[Text excerpt]:
(begin)
The hulls are typically built in two sections, being split at the water line. For the sailing vessels, this approach allows the servos and all lines to the masts and sails to be permanently installed in the upper section. Hull sections are fabricated from white pine obtained at the local building supply. The lower hull was built up using the “layer” method since weight below the waterline is not an issue. Converting the ship hull lines to layouts for each layer is done with the aid of the EXCEL spread sheet program.
White pine for the upper section is ripped down to a 1/8″ thickness to minimize weight above the waterline and built up as a set of box structures. The hull sections are connected with brass bolts, which are hidden on the deck with hatch covers, cabins, etc. The seal between the hull sections is provided by closed cell rubber weather stripping, which is compressed about 50% by tightening the bolts. The seal is seen as the black lines in Figure 3. While this method may sound a little radical, it has never resulted in a leak.
Lower hull layers are cut to shape, inside and out, and glued with a water resistant wood glue. The layers are designed to have a seam at the center so that the centerline is always visible during the final shaping process. The outer surface is then shaped with a hand held power planer and a power sander. Final sanding is of course by hand. Interior surfaces were sanded lightly before gluing and needed no further attention.
The upper hull typically consists of a 1/8” thick deck and lower hull interface surface. Interior ribs form a set of box structures for stiffness. The sides are typically made with 1/8” pine sheets. Bow and stern areas, where there was compound curvature, were formed with short “layered” segments. The result is a very rigid structure for the weight, Figure 4.
Waterproofing of the hull sections was accomplished with multiple coats of spray enamel. Five to six coats has been found to be sufficient with the added benefit of covering any scratches left over from the sanding process.
Ballast is fabricated from 1/8” x 1½ “ steel bars. The bars are painted with enamel and fitted into slots previously designed into their respective layers. Any vertical motion of the bars, when under sail, is eliminated with two-sided tape.
(end)
[Stated goal 1]:
In the model hull construction text, translate this sentence into Spanish: "The hulls are typically built in two sections, being split at the water line."
[Stated goal 2]:
Turn the paragraph of the model hull construction text that begins "White pine for the upper section is ripped down" into a short bulleted list that keeps its main facts.
[Stated goal 3]:
According to the model hull construction text, what was used to waterproof the hull sections, and how many coats were found to be sufficient?

[Material shown]:
(begin)
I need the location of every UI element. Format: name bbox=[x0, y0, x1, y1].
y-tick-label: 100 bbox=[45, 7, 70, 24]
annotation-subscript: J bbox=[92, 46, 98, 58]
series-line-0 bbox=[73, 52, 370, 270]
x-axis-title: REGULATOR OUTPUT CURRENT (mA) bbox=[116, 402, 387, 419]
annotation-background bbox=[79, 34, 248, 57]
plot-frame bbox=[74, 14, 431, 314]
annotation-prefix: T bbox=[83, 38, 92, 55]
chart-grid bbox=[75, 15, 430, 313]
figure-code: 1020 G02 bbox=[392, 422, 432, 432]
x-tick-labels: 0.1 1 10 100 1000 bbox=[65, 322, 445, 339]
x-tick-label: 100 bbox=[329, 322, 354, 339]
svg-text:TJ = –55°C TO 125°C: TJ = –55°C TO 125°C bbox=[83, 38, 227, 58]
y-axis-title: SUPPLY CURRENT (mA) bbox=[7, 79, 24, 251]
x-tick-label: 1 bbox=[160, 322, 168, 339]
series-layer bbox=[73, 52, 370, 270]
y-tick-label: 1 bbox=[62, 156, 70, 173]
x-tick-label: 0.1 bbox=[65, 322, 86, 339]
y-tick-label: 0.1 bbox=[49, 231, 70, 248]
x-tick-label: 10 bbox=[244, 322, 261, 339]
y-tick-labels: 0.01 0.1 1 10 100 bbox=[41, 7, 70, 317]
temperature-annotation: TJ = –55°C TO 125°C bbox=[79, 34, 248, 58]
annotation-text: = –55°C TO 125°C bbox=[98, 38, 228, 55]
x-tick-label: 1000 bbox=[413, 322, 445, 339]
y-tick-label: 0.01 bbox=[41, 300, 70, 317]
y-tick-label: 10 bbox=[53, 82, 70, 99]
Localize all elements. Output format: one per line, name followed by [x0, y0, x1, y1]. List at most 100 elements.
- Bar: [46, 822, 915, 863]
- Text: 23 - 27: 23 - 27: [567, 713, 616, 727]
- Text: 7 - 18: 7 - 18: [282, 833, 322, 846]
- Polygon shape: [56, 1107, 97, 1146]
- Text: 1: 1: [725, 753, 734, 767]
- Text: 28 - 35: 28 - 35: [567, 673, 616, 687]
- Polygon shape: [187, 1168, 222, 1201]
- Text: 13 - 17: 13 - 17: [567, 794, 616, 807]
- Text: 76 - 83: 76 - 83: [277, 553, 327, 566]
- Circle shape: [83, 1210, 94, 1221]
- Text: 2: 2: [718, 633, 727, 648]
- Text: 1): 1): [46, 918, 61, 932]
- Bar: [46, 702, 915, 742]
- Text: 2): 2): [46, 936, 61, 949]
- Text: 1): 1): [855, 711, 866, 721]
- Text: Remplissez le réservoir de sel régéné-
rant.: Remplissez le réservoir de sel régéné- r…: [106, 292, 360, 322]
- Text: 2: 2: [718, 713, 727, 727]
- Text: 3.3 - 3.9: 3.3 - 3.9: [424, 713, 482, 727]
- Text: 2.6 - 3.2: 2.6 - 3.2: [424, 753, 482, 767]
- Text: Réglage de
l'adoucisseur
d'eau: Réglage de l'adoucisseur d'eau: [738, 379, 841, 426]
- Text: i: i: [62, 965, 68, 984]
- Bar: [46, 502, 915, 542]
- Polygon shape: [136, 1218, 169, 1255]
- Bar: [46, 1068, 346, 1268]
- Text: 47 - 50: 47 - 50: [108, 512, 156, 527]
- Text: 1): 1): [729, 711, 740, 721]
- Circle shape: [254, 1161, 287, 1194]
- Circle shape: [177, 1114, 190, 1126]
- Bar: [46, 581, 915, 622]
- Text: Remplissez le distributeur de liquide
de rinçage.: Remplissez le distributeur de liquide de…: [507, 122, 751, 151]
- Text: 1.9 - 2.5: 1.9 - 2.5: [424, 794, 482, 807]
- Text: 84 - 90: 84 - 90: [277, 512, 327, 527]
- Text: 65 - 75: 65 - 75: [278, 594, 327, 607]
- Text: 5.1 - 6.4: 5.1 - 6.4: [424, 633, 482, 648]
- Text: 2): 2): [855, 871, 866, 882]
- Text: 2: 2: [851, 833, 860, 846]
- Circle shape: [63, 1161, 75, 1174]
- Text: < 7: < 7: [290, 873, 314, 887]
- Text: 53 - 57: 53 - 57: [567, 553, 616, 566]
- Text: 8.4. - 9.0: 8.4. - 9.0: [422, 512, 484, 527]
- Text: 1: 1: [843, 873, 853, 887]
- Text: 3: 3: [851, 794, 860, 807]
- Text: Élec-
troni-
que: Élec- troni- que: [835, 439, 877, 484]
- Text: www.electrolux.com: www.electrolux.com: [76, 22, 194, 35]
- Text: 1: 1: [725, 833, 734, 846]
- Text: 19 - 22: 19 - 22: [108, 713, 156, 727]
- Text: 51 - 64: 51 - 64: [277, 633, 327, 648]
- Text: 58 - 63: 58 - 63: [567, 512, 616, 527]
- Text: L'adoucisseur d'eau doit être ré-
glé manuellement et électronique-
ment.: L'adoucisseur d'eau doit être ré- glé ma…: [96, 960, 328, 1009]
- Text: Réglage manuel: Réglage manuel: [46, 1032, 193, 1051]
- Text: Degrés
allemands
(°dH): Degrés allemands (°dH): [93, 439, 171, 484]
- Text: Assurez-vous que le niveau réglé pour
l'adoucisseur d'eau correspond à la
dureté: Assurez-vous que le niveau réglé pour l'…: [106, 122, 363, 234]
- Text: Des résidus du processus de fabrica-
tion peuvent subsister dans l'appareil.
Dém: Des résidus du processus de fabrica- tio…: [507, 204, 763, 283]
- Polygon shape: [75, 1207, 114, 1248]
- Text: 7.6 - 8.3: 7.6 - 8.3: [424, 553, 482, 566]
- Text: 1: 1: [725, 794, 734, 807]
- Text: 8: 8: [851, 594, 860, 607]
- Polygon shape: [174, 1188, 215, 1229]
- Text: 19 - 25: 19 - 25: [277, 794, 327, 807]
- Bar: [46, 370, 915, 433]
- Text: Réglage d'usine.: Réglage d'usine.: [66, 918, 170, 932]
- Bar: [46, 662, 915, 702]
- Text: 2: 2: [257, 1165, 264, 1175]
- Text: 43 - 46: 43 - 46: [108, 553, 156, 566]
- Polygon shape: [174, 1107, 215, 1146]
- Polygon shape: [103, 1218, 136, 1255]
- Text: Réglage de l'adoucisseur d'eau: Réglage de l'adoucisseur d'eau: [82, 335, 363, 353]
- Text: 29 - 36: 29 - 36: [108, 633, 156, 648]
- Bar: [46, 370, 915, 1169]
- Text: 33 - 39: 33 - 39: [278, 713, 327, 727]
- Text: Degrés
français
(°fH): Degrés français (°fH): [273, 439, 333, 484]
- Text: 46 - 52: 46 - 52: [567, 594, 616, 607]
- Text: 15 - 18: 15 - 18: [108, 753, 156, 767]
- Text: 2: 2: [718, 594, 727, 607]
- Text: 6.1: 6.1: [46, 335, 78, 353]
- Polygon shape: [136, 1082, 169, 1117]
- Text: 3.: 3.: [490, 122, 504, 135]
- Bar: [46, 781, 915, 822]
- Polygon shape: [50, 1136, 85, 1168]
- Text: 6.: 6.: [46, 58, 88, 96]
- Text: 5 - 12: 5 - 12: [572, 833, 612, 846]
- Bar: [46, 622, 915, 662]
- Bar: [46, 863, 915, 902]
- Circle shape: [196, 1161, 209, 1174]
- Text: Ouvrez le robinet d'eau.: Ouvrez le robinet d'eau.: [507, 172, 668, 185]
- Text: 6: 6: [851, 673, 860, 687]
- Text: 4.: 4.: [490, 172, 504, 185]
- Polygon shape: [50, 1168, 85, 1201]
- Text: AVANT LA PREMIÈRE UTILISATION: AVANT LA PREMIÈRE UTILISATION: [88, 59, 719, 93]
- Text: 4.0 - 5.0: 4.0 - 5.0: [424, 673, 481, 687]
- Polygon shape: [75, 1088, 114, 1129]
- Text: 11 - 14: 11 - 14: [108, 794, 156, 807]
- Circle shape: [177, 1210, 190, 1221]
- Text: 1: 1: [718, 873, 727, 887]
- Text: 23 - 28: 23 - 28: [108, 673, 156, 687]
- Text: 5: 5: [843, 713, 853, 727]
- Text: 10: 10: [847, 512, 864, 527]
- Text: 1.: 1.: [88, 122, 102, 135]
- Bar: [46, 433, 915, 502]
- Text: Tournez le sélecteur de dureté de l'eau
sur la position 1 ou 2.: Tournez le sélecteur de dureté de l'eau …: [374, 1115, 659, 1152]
(end)
(begin)
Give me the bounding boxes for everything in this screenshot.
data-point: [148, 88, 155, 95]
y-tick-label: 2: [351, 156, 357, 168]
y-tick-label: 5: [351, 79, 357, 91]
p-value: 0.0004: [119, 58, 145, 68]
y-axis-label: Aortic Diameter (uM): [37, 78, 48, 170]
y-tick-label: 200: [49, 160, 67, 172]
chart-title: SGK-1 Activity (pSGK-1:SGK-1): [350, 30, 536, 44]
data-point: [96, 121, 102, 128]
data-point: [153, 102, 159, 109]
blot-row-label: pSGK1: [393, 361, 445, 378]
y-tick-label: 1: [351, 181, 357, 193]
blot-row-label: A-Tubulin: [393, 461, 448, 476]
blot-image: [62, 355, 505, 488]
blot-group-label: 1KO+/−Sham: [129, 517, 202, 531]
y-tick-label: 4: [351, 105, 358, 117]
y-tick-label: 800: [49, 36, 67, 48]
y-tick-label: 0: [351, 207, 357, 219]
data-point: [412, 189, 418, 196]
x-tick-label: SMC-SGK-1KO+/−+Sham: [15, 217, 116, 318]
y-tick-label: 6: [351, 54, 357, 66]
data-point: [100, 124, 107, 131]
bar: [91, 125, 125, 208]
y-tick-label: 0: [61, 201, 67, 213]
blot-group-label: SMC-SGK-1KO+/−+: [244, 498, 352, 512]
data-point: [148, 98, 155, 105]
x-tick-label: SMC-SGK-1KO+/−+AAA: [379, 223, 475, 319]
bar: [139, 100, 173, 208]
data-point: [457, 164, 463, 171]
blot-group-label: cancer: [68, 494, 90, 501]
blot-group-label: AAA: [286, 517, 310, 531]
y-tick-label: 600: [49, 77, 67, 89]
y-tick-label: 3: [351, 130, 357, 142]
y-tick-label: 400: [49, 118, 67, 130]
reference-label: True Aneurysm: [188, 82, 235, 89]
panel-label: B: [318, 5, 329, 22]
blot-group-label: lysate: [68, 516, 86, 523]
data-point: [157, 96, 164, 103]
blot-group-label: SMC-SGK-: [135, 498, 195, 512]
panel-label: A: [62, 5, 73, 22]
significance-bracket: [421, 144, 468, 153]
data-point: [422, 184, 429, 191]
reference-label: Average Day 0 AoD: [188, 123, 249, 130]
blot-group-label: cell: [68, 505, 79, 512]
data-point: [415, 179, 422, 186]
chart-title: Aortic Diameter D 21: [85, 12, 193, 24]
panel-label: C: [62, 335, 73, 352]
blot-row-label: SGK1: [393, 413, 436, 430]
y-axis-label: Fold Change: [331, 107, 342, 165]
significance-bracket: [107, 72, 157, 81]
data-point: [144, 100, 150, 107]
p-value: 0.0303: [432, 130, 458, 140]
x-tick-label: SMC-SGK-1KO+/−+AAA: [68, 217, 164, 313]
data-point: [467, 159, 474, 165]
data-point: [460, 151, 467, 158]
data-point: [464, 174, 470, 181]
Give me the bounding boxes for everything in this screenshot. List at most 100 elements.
(end)
(begin)
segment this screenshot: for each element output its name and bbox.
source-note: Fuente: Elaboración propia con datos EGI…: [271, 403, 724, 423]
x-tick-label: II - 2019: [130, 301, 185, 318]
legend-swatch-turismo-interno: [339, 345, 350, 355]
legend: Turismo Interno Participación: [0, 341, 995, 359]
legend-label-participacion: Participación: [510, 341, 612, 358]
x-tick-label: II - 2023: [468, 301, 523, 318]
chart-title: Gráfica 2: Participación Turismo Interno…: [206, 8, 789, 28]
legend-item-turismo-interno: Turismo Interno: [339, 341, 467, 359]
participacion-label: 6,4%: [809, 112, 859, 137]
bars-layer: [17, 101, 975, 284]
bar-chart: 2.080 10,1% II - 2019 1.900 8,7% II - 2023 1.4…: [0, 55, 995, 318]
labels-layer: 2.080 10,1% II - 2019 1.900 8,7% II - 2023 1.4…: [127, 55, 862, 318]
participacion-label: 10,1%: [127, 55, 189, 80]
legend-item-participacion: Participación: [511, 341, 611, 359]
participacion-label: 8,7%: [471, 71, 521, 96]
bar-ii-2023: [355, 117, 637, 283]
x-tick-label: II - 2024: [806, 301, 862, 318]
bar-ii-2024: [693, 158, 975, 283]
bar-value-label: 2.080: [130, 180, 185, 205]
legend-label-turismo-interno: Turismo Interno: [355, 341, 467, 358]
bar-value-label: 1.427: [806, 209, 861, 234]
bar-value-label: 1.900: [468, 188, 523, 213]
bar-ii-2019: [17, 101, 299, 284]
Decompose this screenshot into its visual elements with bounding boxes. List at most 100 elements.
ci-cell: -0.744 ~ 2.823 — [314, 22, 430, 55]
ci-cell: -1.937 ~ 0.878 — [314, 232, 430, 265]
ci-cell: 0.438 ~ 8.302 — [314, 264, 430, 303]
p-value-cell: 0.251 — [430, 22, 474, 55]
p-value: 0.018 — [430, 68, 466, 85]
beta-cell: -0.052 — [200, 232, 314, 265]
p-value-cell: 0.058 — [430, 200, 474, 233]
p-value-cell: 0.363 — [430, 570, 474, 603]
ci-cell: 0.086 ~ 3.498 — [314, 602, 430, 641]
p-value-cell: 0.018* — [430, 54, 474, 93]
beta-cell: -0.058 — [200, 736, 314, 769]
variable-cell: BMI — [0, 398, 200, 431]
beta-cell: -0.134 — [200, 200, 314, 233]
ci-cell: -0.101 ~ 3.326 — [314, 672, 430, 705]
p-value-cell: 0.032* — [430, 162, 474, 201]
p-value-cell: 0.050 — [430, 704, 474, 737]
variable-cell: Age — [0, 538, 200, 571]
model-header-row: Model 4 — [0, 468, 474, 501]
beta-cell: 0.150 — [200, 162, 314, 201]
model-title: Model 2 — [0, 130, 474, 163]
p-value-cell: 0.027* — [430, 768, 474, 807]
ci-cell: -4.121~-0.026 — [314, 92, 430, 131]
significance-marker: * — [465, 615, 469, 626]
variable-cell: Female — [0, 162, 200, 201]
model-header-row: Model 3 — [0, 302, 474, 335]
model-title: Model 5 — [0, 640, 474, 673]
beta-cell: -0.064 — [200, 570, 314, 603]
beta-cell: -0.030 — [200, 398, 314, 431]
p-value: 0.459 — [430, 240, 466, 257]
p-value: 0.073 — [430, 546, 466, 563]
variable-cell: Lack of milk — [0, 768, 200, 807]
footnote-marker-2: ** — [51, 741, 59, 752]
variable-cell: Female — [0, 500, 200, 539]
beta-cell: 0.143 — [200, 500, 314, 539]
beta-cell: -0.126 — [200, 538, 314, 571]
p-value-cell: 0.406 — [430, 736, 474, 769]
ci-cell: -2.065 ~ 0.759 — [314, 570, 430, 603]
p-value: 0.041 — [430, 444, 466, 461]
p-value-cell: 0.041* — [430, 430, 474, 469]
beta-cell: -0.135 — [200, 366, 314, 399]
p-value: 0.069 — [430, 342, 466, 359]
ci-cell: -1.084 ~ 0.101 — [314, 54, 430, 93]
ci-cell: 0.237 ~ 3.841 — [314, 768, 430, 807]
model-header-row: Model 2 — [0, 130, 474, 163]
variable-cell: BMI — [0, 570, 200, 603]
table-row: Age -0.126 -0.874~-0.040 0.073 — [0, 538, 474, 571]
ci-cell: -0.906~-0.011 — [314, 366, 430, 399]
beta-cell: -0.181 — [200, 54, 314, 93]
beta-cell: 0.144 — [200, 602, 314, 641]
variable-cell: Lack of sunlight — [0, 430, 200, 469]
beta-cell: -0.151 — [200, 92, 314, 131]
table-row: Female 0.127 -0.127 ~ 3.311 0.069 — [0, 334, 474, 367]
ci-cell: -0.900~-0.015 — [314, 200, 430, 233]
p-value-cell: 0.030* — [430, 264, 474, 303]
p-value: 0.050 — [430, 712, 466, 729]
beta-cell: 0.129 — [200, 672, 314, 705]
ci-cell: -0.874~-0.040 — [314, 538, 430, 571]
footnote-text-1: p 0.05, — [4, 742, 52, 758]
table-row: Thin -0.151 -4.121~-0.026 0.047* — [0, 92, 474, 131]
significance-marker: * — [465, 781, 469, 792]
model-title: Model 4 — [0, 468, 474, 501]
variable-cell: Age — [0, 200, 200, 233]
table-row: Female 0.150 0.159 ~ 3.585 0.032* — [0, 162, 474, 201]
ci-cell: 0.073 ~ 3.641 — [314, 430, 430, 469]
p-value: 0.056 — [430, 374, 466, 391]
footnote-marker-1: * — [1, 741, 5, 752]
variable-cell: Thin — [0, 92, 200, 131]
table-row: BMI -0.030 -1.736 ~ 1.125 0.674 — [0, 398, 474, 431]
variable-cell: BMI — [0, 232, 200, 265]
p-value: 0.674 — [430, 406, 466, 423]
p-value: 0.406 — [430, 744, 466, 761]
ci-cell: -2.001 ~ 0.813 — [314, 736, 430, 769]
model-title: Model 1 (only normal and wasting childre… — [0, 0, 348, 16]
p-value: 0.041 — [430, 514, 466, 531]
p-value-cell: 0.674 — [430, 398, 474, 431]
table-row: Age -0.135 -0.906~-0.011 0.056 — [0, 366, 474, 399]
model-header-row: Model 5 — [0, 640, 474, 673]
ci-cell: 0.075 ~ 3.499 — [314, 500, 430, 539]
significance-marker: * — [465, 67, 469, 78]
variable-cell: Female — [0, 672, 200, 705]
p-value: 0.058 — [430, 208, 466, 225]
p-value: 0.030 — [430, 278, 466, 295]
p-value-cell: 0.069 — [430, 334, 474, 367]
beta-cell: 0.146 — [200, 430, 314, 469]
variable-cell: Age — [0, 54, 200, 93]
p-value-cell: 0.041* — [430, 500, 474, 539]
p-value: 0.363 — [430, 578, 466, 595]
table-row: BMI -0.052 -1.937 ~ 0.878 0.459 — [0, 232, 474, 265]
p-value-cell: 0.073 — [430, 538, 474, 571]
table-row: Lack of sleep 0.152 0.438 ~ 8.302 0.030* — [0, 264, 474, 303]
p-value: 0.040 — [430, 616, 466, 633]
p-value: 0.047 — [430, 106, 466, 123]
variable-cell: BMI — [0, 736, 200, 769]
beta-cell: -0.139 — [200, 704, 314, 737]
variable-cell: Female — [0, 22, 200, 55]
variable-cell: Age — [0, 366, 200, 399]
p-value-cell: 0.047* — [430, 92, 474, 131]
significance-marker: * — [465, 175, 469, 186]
(end)
[Final answer 1]:
Los cascos se construyen normalmente en dos secciones, divididas en la línea de flotación.

[Final answer 2]:
- Upper-section white pine is ripped to 1/8″ thick to minimize weight above the waterline, and it is built up as box structures.
- Brass bolts join the hull sections and are hidden on deck under hatch covers, cabins, and similar fittings.
- Closed-cell rubber weather stripping seals the joint and is compressed about 50% when the bolts are tightened.
- The method has never resulted in a leak.

[Final answer 3]:
Spray enamel was used, and five to six coats were found to be sufficient.